- _Information provided_:

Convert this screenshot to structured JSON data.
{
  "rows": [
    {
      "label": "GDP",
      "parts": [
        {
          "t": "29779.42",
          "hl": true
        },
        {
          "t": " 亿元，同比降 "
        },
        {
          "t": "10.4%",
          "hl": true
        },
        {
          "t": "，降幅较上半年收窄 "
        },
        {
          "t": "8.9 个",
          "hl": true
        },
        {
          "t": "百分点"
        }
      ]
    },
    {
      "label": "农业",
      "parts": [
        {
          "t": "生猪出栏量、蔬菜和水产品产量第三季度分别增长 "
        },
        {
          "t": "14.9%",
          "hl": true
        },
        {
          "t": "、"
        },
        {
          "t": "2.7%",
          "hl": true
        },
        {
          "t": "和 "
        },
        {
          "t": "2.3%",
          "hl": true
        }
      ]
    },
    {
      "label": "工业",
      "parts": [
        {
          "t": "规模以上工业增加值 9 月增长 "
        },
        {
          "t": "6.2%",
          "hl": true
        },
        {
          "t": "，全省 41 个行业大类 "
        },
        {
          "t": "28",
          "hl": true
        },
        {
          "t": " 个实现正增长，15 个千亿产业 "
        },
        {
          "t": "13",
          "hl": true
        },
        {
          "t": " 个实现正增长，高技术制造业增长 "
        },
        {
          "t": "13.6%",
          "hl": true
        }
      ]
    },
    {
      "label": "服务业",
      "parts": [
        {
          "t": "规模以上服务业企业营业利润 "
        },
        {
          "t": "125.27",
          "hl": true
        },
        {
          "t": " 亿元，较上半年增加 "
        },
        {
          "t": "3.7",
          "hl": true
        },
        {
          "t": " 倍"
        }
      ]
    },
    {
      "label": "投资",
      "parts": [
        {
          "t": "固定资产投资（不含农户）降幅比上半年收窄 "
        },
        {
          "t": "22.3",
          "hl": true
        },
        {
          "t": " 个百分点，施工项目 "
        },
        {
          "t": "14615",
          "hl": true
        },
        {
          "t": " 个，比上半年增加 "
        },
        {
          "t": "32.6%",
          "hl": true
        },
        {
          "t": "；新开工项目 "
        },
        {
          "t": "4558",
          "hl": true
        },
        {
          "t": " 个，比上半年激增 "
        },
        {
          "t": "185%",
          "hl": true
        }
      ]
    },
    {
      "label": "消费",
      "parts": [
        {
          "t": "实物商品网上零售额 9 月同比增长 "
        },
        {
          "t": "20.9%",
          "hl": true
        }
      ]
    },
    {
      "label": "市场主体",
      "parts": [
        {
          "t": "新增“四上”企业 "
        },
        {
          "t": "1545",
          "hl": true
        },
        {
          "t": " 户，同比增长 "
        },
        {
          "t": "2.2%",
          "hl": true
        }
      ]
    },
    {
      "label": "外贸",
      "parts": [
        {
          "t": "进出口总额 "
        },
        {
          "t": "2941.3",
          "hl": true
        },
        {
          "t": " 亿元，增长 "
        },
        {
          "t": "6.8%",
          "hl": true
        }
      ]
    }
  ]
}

- _Exercise_: Extract the complete listing verbatim.

- _Completed exercise_:
Convert this screenshot to structured JSON data.
{
  "rows": [
    {
      "label": "GDP",
      "parts": [
        {
          "t": "29779.42",
          "hl": true
        },
        {
          "t": " 亿元，同比降 "
        },
        {
          "t": "10.4%",
          "hl": true
        },
        {
          "t": "，降幅较上半年收窄 "
        },
        {
          "t": "8.9 个",
          "hl": true
        },
        {
          "t": "百分点"
        }
      ]
    },
    {
      "label": "农业",
      "parts": [
        {
          "t": "生猪出栏量、蔬菜和水产品产量第三季度分别增长 "
        },
        {
          "t": "14.9%",
          "hl": true
        },
        {
          "t": "、"
        },
        {
          "t": "2.7%",
          "hl": true
        },
        {
          "t": "和 "
        },
        {
          "t": "2.3%",
          "hl": true
        }
      ]
    },
    {
      "label": "工业",
      "parts": [
        {
          "t": "规模以上工业增加值 9 月增长 "
        },
        {
          "t": "6.2%",
          "hl": true
        },
        {
          "t": "，全省 41 个行业大类 "
        },
        {
          "t": "28",
          "hl": true
        },
        {
          "t": " 个实现正增长，15 个千亿产业 "
        },
        {
          "t": "13",
          "hl": true
        },
        {
          "t": " 个实现正增长，高技术制造业增长 "
        },
        {
          "t": "13.6%",
          "hl": true
        }
      ]
    },
    {
      "label": "服务业",
      "parts": [
        {
          "t": "规模以上服务业企业营业利润 "
        },
        {
          "t": "125.27",
          "hl": true
        },
        {
          "t": " 亿元，较上半年增加 "
        },
        {
          "t": "3.7",
          "hl": true
        },
        {
          "t": " 倍"
        }
      ]
    },
    {
      "label": "投资",
      "parts": [
        {
          "t": "固定资产投资（不含农户）降幅比上半年收窄 "
        },
        {
          "t": "22.3",
          "hl": true
        },
        {
          "t": " 个百分点，施工项目 "
        },
        {
          "t": "14615",
          "hl": true
        },
        {
          "t": " 个，比上半年增加 "
        },
        {
          "t": "32.6%",
          "hl": true
        },
        {
          "t": "；新开工项目 "
        },
        {
          "t": "4558",
          "hl": true
        },
        {
          "t": " 个，比上半年激增 "
        },
        {
          "t": "185%",
          "hl": true
        }
      ]
    },
    {
      "label": "消费",
      "parts": [
        {
          "t": "实物商品网上零售额 9 月同比增长 "
        },
        {
          "t": "20.9%",
          "hl": true
        }
      ]
    },
    {
      "label": "市场主体",
      "parts": [
        {
          "t": "新增“四上”企业 "
        },
        {
          "t": "1545",
          "hl": true
        },
        {
          "t": " 户，同比增长 "
        },
        {
          "t": "2.2%",
          "hl": true
        }
      ]
    },
    {
      "label": "外贸",
      "parts": [
        {
          "t": "进出口总额 "
        },
        {
          "t": "2941.3",
          "hl": true
        },
        {
          "t": " 亿元，增长 "
        },
        {
          "t": "6.8%",
          "hl": true
        }
      ]
    }
  ]
}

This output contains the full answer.